> _Input material_

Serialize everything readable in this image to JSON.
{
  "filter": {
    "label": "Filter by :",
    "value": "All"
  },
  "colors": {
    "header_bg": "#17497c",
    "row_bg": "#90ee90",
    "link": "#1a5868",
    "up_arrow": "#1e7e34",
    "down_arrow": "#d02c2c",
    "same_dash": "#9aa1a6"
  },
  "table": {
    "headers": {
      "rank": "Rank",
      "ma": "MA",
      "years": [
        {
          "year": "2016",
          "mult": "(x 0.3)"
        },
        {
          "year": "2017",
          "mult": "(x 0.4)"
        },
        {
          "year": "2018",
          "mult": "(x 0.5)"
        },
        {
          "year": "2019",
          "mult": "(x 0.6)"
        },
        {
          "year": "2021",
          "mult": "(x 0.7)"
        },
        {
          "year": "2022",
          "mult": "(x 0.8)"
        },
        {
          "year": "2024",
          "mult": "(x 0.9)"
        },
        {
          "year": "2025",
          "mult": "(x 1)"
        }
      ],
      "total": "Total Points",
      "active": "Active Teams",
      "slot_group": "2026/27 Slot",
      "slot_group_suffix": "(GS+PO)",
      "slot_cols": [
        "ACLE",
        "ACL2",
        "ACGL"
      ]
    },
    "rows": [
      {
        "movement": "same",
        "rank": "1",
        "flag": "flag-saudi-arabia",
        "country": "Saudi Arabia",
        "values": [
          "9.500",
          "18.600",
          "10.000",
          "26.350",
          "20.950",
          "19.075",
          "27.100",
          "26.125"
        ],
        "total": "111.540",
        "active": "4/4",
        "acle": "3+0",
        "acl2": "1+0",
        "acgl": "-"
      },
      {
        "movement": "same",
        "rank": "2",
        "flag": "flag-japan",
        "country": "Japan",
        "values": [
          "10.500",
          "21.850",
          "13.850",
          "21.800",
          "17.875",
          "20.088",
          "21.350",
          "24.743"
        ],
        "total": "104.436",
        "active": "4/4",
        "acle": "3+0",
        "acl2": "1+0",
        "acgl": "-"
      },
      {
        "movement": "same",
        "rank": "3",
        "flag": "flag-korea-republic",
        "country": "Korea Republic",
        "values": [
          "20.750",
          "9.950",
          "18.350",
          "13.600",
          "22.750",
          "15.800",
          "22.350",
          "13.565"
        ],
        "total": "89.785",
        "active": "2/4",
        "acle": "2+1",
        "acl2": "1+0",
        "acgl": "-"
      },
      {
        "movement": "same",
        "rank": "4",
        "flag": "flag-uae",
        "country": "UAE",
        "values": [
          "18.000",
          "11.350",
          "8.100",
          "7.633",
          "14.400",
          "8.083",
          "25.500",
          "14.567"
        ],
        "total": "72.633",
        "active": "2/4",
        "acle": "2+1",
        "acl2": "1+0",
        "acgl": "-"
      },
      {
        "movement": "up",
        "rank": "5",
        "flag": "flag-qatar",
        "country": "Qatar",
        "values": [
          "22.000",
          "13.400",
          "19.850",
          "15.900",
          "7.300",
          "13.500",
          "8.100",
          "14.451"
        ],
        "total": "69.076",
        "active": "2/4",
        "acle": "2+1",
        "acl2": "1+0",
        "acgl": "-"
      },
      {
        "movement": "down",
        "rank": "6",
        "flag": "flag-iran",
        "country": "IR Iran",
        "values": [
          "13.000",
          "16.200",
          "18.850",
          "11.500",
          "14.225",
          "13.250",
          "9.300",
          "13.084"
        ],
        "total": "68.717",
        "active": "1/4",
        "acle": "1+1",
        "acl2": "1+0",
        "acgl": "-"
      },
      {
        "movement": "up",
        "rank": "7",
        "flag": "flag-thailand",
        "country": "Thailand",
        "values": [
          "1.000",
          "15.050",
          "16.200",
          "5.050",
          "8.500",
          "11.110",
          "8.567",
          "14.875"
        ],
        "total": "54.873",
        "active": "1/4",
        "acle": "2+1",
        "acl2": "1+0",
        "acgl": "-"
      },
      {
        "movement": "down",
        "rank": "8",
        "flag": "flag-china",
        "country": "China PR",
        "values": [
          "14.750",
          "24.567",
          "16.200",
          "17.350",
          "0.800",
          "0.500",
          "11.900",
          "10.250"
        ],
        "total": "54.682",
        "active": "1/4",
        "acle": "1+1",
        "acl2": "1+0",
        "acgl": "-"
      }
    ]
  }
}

> _Exercise brief_
Pull every line holding "country" out of the records.

> _Solution for this exercise_
        "country": "Saudi Arabia",
        "country": "Japan",
        "country": "Korea Republic",
        "country": "UAE",
        "country": "Qatar",
        "country": "IR Iran",
        "country": "Thailand",
        "country": "China PR",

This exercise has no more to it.